Records from a collection:
________

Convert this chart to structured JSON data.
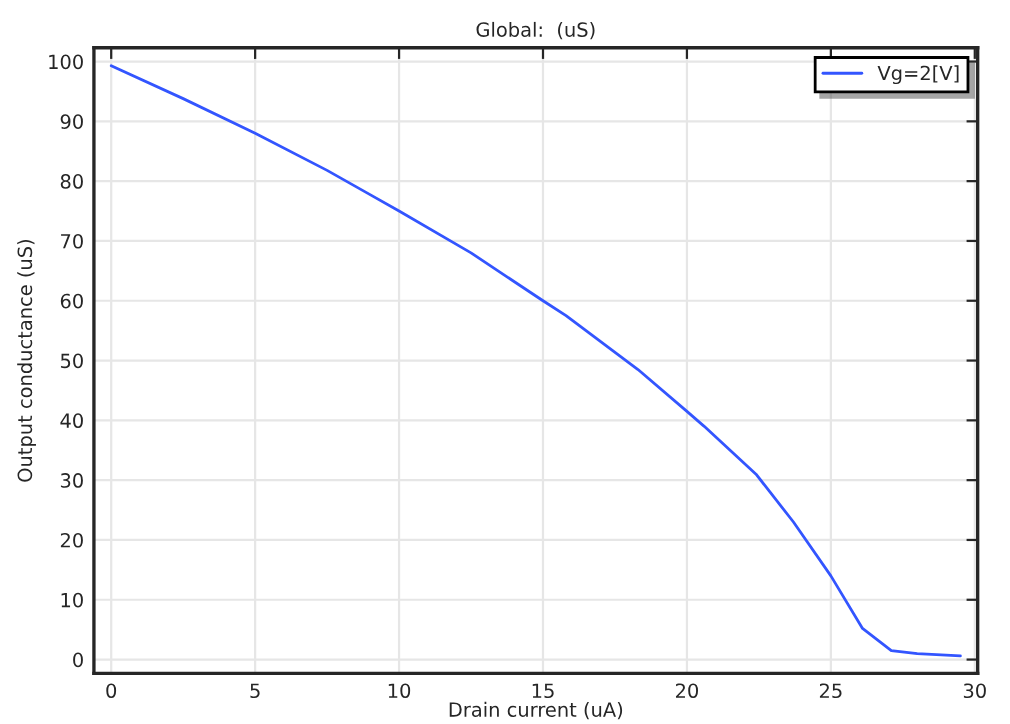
{
  "chart_data": {
    "type": "line",
    "title": "Global:  (uS)",
    "xlabel": "Drain current (uA)",
    "ylabel": "Output conductance (uS)",
    "xlim": [
      -0.6,
      30.1
    ],
    "ylim": [
      -2.3,
      102.3
    ],
    "xticks": [
      0,
      5,
      10,
      15,
      20,
      25,
      30
    ],
    "yticks": [
      0,
      10,
      20,
      30,
      40,
      50,
      60,
      70,
      80,
      90,
      100
    ],
    "grid": true,
    "legend": "top right",
    "marker": "none",
    "line_style": "solid",
    "series": [
      {
        "name": "Vg=2[V]",
        "color": "#3355ff",
        "x": [
          0,
          2.5,
          5,
          7.5,
          8.9,
          10,
          12.5,
          15,
          15.8,
          18.3,
          20,
          20.6,
          22.4,
          23.7,
          25,
          26.1,
          27.1,
          28,
          29.5
        ],
        "values": [
          99.3,
          93.8,
          88,
          81.8,
          78,
          75,
          68,
          60,
          57.5,
          48.5,
          41.5,
          39,
          31,
          23,
          14,
          5.2,
          1.5,
          1.0,
          0.6
        ]
      }
    ]
  }
}
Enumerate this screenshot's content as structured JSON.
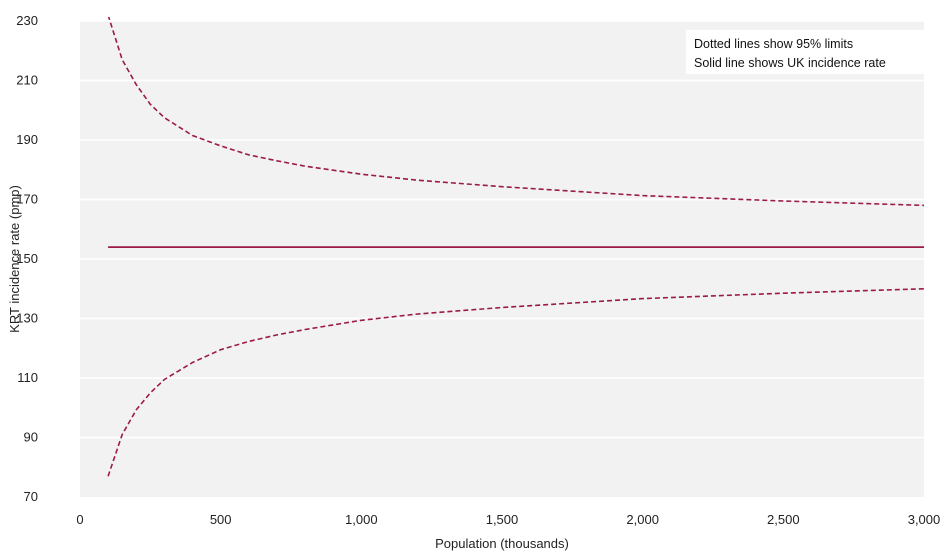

________

--- PROBLEM TO SOLVE ---
All of the data above should be transcribed verbatim, with pictures omitted.

--- SOLUTION TO THE EXERCISE ---
Convert this chart to structured JSON data.
{
  "chart_data": {
    "type": "line",
    "title": "Global:  (uS)",
    "xlabel": "Drain current (uA)",
    "ylabel": "Output conductance (uS)",
    "xlim": [
      -0.6,
      30.1
    ],
    "ylim": [
      -2.3,
      102.3
    ],
    "xticks": [
      0,
      5,
      10,
      15,
      20,
      25,
      30
    ],
    "yticks": [
      0,
      10,
      20,
      30,
      40,
      50,
      60,
      70,
      80,
      90,
      100
    ],
    "grid": true,
    "legend": "top right",
    "marker": "none",
    "line_style": "solid",
    "series": [
      {
        "name": "Vg=2[V]",
        "color": "#3355ff",
        "x": [
          0,
          2.5,
          5,
          7.5,
          8.9,
          10,
          12.5,
          15,
          15.8,
          18.3,
          20,
          20.6,
          22.4,
          23.7,
          25,
          26.1,
          27.1,
          28,
          29.5
        ],
        "values": [
          99.3,
          93.8,
          88,
          81.8,
          78,
          75,
          68,
          60,
          57.5,
          48.5,
          41.5,
          39,
          31,
          23,
          14,
          5.2,
          1.5,
          1.0,
          0.6
        ]
      }
    ]
  }
}
Enumerate this screenshot's content as structured JSON.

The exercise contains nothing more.